- _What you need to do_: Locate and copy each line in the data that contains the word "Time".

START Dataset records

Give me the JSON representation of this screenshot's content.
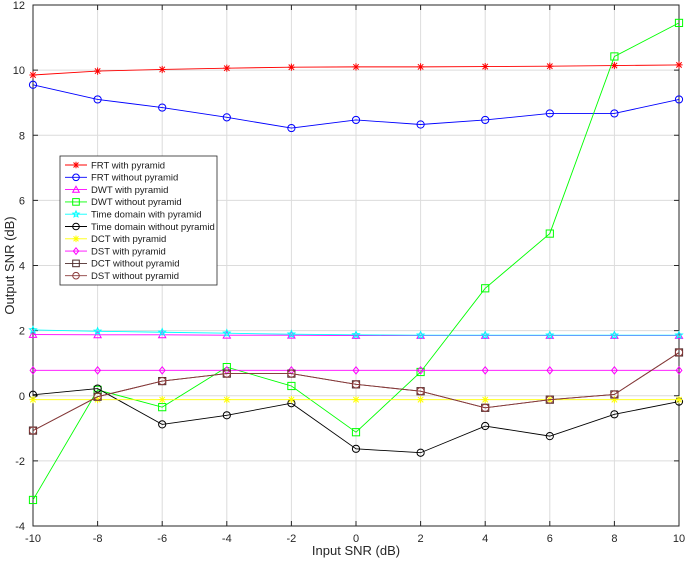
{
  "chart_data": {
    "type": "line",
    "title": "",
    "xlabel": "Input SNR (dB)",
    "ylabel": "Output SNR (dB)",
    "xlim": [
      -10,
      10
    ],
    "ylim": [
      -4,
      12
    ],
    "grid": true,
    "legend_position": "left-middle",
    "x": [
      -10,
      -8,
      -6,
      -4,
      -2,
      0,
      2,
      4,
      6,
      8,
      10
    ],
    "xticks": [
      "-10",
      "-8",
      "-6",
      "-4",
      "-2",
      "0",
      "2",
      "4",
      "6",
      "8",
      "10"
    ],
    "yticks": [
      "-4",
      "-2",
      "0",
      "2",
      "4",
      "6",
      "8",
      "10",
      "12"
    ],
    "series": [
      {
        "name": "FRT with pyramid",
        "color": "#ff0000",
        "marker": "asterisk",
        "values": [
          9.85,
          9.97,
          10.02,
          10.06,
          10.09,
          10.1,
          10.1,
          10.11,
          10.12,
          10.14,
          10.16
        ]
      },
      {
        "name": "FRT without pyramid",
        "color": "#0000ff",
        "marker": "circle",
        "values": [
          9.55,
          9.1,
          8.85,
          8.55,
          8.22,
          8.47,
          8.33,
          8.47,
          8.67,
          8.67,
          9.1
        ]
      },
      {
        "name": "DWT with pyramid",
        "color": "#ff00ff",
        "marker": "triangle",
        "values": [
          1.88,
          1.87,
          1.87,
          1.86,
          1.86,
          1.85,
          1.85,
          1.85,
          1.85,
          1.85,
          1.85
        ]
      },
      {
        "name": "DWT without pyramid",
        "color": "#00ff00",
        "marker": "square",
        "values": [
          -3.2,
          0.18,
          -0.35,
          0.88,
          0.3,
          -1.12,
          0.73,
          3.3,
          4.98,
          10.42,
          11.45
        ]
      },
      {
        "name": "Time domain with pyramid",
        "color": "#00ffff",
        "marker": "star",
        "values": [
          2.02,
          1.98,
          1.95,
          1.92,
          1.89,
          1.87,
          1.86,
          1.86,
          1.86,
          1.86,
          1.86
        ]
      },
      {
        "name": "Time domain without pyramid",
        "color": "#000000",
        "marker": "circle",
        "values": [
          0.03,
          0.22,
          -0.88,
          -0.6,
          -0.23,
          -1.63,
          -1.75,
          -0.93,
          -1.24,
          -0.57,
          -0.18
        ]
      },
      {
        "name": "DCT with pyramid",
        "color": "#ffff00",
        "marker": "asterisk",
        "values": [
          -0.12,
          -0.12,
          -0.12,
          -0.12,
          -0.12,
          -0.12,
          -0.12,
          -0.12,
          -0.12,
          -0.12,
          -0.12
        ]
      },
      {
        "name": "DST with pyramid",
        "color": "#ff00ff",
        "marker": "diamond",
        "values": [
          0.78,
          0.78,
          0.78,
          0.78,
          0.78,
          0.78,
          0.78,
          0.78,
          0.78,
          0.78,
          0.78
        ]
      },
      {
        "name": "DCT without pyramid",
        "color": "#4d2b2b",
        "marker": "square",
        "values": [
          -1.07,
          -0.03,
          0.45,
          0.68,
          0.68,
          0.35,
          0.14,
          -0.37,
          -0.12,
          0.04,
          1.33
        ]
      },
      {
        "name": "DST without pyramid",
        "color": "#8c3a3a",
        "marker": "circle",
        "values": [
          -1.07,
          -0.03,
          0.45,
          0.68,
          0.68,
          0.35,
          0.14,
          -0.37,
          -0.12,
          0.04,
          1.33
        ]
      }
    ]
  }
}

END Dataset records

- _Expected output_:
        "name": "Time domain with pyramid",
        "name": "Time domain without pyramid",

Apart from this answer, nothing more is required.